WHAT TO PRODUCE:
Pull out all lines from the listing below in which the word "removed" appears.

(Source data)
•••••
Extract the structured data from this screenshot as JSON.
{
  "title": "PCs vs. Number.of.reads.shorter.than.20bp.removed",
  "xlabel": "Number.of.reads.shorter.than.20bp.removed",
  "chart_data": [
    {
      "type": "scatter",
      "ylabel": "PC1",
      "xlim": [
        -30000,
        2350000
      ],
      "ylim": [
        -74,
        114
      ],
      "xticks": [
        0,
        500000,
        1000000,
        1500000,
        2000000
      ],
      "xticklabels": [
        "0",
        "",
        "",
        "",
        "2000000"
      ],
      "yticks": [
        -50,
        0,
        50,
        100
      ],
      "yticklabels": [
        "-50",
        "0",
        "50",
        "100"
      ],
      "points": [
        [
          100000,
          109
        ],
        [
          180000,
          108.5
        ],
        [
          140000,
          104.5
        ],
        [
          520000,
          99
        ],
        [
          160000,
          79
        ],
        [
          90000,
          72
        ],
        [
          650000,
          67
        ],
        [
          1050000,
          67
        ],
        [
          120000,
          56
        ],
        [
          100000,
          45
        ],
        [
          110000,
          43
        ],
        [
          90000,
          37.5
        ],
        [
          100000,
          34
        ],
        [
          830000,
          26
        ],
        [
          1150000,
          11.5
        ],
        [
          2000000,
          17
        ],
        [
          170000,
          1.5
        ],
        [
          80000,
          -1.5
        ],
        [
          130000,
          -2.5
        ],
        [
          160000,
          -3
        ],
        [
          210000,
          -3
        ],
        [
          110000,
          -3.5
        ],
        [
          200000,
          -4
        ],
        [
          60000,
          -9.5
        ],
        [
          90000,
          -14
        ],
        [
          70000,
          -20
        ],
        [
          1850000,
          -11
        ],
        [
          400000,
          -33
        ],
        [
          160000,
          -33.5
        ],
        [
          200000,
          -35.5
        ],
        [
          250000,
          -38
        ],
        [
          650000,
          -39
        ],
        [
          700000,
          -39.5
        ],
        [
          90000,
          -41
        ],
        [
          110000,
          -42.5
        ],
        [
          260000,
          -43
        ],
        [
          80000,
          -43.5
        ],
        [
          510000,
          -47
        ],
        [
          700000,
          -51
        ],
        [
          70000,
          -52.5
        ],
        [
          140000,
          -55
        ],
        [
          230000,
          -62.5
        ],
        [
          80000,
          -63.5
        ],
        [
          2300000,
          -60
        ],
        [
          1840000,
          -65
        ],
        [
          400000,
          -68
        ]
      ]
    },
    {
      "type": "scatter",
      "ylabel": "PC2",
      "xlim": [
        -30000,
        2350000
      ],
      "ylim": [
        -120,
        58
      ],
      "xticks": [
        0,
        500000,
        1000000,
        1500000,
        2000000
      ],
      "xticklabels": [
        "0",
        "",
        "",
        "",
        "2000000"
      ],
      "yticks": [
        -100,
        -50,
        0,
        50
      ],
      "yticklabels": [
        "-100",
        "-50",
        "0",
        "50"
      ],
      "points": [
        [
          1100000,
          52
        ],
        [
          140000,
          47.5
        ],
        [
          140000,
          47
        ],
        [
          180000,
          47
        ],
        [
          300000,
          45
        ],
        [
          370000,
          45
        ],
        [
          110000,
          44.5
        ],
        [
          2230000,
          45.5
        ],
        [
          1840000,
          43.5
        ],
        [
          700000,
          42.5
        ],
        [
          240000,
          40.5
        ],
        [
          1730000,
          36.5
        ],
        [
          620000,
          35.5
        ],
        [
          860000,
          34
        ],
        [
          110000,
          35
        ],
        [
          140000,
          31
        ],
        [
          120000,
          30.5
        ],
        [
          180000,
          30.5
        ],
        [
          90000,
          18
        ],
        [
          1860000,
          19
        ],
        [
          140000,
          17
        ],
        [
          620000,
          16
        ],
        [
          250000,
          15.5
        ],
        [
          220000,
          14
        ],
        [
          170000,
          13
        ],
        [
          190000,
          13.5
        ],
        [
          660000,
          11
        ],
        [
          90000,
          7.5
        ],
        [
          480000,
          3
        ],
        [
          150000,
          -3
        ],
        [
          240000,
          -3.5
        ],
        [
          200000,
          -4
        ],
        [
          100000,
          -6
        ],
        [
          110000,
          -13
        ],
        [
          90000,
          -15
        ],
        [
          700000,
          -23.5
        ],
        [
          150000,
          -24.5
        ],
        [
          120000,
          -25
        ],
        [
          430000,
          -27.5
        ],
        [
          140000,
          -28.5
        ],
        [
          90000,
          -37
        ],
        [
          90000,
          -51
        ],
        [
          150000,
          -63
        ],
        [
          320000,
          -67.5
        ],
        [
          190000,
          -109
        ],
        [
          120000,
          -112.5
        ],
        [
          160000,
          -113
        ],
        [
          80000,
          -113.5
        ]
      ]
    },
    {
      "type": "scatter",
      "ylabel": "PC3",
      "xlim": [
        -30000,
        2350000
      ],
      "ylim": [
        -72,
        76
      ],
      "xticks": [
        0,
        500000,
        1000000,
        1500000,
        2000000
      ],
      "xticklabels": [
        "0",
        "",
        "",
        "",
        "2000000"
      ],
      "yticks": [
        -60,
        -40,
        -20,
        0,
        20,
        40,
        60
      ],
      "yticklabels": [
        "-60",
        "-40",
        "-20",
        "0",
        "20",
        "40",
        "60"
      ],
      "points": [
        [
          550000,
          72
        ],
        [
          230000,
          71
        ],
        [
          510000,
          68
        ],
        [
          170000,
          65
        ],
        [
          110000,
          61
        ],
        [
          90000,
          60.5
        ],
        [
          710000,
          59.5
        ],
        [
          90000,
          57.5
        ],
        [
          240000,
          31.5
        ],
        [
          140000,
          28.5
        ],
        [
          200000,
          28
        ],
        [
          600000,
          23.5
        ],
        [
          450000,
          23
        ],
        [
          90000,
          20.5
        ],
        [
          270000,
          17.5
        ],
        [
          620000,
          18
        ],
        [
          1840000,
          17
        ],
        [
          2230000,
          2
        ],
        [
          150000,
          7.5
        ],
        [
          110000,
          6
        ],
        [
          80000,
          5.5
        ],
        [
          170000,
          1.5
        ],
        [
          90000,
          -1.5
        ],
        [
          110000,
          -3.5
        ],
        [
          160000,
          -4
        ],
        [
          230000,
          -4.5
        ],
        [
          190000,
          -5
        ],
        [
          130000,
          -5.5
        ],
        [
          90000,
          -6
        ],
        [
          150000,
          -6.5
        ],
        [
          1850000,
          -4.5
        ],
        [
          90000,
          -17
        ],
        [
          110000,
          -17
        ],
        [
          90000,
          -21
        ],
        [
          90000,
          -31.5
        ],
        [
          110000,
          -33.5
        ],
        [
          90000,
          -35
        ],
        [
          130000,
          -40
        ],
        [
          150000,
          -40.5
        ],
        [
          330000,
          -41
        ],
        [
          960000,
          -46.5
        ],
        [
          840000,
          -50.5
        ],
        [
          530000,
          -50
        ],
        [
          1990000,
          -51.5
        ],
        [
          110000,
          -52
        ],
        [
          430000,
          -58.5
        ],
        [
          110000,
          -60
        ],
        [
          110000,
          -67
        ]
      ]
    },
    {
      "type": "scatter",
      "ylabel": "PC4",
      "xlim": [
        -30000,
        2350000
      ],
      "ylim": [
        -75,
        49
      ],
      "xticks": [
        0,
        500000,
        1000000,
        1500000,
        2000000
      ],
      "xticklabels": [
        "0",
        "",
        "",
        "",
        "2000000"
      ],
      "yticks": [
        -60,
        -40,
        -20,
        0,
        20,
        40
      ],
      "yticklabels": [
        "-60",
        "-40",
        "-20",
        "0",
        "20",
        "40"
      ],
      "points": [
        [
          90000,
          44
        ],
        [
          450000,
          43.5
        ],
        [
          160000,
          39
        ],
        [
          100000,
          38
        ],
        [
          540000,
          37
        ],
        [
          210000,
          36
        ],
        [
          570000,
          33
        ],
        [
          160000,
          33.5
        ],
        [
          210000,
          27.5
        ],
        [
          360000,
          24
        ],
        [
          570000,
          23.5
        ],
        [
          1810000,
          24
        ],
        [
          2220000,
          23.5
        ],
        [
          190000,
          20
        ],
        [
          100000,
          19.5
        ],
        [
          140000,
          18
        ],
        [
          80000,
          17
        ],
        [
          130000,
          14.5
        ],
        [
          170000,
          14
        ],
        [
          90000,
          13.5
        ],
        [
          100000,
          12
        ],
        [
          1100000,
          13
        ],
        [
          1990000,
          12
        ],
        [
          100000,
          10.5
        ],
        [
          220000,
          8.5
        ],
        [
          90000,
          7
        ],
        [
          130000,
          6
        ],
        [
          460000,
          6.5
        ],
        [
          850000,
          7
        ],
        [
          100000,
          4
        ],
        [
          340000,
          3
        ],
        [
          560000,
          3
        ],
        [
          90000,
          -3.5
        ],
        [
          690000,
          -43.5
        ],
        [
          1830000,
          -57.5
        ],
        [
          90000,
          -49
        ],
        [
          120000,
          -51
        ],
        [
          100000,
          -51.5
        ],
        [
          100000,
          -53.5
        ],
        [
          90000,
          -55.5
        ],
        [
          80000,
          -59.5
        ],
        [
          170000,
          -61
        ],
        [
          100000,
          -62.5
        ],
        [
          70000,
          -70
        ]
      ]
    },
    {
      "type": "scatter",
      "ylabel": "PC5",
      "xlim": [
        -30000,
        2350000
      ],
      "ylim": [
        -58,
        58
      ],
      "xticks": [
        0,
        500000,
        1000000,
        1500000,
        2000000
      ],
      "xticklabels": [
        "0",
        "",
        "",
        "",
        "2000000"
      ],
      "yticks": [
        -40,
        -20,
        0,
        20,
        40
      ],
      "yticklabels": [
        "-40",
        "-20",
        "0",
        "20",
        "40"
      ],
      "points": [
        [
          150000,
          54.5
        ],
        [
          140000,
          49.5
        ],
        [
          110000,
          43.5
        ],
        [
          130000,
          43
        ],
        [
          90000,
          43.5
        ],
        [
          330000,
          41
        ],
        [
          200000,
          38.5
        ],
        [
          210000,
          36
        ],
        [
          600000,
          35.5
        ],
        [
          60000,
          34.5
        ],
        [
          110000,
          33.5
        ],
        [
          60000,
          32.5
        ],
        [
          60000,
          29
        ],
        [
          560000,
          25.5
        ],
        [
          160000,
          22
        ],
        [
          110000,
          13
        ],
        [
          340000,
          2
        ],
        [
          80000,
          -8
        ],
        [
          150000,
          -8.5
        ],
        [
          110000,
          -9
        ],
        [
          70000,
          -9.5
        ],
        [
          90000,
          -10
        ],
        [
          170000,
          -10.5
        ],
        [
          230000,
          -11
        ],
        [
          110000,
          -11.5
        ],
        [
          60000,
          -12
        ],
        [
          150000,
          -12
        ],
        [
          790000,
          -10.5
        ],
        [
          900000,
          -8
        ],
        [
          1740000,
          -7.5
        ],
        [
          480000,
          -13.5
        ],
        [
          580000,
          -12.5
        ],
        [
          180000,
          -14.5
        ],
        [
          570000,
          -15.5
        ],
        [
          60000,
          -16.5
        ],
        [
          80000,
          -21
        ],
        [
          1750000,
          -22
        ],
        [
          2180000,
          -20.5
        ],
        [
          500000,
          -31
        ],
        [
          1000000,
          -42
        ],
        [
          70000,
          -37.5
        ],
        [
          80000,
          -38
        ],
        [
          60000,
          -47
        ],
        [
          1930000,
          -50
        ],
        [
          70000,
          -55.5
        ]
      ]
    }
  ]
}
•••••
OUTPUT FOR THIS TASK:
  "title": "PCs vs. Number.of.reads.shorter.than.20bp.removed",
  "xlabel": "Number.of.reads.shorter.than.20bp.removed",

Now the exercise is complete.